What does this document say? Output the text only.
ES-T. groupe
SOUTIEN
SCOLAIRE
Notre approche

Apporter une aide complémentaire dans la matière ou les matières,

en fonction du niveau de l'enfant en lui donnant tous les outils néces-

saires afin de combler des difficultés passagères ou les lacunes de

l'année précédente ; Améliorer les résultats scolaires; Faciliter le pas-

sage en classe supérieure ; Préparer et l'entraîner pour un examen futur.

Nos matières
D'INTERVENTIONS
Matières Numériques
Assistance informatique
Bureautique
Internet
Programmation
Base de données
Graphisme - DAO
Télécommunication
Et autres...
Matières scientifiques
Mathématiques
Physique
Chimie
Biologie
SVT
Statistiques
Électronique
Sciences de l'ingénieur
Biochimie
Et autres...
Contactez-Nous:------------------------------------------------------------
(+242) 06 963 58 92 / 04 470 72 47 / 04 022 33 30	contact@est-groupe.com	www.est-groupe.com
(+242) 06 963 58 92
* * *
_Exercise requirements_
Repeat the entries above exactly, leaving nothing out.

_Output_
What does this document say? Output the text only.
ES-T. groupe
SOUTIEN
SCOLAIRE
Notre approche

Apporter une aide complémentaire dans la matière ou les matières,

en fonction du niveau de l'enfant en lui donnant tous les outils néces-

saires afin de combler des difficultés passagères ou les lacunes de

l'année précédente ; Améliorer les résultats scolaires; Faciliter le pas-

sage en classe supérieure ; Préparer et l'entraîner pour un examen futur.

Nos matières
D'INTERVENTIONS
Matières Numériques
Assistance informatique
Bureautique
Internet
Programmation
Base de données
Graphisme - DAO
Télécommunication
Et autres...
Matières scientifiques
Mathématiques
Physique
Chimie
Biologie
SVT
Statistiques
Électronique
Sciences de l'ingénieur
Biochimie
Et autres...
Contactez-Nous:------------------------------------------------------------
(+242) 06 963 58 92 / 04 470 72 47 / 04 022 33 30	contact@est-groupe.com	www.est-groupe.com
(+242) 06 963 58 92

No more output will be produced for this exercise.